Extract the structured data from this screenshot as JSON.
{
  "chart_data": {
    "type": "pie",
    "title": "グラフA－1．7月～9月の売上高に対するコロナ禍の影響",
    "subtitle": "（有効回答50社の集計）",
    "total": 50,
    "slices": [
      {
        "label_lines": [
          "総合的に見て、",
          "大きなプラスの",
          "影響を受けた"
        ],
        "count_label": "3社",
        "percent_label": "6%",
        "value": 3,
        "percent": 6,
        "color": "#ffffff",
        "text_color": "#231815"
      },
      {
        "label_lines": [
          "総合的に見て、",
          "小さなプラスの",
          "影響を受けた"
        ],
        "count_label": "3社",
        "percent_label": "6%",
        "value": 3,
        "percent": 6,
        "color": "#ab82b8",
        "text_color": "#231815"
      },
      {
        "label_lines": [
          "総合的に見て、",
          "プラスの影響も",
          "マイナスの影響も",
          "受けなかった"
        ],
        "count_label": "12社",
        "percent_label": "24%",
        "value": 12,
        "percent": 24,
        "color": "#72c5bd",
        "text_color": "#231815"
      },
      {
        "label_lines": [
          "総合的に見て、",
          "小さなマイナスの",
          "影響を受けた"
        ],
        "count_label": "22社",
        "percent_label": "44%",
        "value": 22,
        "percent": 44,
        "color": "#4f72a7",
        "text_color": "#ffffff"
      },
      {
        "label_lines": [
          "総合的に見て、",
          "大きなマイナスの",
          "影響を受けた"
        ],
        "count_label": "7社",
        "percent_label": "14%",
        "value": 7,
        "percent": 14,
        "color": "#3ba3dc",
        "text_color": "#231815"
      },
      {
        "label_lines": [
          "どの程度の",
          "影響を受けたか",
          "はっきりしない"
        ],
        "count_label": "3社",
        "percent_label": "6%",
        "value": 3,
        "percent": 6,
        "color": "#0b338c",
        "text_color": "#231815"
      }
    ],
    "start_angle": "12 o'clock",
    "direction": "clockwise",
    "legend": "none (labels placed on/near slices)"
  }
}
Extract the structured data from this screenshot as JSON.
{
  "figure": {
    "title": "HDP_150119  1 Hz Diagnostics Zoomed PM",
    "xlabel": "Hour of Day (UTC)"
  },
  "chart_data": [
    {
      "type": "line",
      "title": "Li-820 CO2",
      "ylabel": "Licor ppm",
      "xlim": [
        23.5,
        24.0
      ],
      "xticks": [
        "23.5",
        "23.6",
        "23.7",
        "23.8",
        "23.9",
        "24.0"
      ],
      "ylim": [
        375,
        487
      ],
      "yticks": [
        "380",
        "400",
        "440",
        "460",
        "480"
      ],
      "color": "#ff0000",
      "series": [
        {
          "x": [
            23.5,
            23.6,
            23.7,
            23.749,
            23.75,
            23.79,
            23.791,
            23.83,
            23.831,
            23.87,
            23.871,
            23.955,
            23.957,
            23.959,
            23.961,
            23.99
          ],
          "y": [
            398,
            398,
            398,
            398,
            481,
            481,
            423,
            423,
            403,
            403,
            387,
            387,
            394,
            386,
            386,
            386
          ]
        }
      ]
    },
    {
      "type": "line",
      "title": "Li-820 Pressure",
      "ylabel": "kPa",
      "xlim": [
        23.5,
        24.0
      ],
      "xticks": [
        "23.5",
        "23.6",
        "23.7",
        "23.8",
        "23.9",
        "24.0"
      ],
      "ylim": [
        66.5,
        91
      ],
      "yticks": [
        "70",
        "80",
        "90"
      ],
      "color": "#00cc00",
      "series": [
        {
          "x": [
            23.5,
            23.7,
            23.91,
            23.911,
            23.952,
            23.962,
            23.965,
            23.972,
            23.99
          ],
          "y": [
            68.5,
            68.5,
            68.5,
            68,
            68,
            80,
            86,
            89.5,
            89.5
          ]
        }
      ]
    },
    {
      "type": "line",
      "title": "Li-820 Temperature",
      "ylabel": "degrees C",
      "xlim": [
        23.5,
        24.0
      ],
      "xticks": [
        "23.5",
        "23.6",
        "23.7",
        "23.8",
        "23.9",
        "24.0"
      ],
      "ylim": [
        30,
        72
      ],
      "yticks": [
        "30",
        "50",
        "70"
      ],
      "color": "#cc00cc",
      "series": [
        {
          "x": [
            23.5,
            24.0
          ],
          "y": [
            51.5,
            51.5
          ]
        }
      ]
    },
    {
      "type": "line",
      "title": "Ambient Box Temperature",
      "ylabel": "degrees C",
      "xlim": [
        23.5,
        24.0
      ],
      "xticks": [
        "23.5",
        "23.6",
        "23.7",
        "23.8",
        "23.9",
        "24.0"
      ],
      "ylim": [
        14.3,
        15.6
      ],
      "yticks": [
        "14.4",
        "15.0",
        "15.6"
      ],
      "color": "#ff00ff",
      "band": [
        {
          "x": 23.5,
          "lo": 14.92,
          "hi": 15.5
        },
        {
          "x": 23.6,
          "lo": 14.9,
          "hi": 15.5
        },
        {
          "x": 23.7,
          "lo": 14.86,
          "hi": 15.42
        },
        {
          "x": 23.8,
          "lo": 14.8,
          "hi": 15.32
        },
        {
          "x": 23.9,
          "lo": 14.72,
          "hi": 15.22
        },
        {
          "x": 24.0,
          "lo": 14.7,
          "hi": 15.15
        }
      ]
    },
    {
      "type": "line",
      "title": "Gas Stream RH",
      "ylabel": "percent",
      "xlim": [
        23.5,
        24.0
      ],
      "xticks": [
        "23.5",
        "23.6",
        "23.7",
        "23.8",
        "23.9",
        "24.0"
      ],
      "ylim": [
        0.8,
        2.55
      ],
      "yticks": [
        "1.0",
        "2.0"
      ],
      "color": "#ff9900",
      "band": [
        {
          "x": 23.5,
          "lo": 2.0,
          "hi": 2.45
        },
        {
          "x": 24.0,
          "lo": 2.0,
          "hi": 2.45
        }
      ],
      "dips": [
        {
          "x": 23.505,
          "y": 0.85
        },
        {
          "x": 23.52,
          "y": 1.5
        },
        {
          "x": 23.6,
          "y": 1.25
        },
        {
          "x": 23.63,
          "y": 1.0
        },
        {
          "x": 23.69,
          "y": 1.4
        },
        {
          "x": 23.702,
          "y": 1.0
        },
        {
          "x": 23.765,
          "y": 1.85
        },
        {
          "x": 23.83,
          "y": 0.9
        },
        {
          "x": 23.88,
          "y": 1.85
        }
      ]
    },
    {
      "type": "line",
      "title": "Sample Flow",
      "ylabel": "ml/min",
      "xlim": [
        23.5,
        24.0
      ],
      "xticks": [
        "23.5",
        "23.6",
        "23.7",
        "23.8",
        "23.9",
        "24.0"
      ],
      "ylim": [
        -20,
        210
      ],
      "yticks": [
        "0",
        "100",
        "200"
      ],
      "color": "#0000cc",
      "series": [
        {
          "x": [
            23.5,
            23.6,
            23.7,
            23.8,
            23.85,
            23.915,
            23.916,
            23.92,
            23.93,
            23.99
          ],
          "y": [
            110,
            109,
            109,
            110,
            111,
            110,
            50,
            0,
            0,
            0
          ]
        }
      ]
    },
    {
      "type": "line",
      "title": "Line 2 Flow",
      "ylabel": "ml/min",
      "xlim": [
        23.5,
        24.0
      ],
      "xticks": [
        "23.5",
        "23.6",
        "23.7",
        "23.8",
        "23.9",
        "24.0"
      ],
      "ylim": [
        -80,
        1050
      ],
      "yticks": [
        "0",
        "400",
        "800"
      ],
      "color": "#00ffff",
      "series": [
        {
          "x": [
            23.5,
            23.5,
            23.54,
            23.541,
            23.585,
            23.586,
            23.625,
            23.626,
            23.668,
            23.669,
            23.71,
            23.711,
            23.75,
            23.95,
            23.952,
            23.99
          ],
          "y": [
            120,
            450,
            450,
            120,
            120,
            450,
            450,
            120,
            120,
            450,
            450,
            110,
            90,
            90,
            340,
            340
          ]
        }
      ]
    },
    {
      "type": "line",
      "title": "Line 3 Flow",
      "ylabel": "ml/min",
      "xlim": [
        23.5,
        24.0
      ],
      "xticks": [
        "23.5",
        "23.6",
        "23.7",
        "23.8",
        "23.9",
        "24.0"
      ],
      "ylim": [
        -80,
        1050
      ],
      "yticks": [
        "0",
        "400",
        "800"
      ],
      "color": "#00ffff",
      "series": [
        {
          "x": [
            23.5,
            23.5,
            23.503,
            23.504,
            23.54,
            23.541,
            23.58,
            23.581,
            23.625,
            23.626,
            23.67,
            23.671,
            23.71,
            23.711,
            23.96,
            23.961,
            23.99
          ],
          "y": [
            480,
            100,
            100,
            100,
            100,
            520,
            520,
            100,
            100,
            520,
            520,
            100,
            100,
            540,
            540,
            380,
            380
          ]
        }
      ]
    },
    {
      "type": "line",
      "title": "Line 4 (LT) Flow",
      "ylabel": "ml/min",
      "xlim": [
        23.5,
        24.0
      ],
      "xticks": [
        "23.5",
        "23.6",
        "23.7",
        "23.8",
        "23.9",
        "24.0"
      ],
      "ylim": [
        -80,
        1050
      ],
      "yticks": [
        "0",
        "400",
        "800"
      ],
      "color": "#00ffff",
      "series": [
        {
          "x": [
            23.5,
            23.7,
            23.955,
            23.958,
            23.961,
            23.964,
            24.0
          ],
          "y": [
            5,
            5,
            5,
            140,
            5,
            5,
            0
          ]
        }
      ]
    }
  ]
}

+--

Copy every line above that includes the string "Flow".

* **Answer**:
      "title": "Sample Flow",
      "title": "Line 2 Flow",
      "title": "Line 3 Flow",
      "title": "Line 4 (LT) Flow",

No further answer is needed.